**OBJECTIVE**
Work through the data below line by line and say how many lines hold "needle"; give only the number.

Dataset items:
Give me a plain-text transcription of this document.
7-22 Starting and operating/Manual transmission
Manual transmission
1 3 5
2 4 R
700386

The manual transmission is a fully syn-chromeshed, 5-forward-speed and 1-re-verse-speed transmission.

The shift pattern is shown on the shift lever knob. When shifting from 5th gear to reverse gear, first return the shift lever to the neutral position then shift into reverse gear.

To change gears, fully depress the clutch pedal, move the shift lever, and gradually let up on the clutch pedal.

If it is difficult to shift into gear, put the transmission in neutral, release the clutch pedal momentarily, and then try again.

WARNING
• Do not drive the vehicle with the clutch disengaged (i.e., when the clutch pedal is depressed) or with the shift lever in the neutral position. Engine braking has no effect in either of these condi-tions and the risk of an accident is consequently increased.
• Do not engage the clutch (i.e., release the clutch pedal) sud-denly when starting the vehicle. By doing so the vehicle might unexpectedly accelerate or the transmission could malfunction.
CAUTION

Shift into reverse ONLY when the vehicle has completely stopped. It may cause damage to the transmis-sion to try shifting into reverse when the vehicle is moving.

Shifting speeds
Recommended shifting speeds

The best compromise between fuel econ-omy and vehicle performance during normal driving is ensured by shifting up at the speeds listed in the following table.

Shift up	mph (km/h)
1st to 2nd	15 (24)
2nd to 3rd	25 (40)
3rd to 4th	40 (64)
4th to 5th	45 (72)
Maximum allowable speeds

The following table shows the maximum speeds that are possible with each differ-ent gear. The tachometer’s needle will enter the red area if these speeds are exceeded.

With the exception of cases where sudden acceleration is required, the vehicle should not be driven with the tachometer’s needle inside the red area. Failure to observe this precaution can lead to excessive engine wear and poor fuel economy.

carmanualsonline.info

**COMPLETED TASK**
2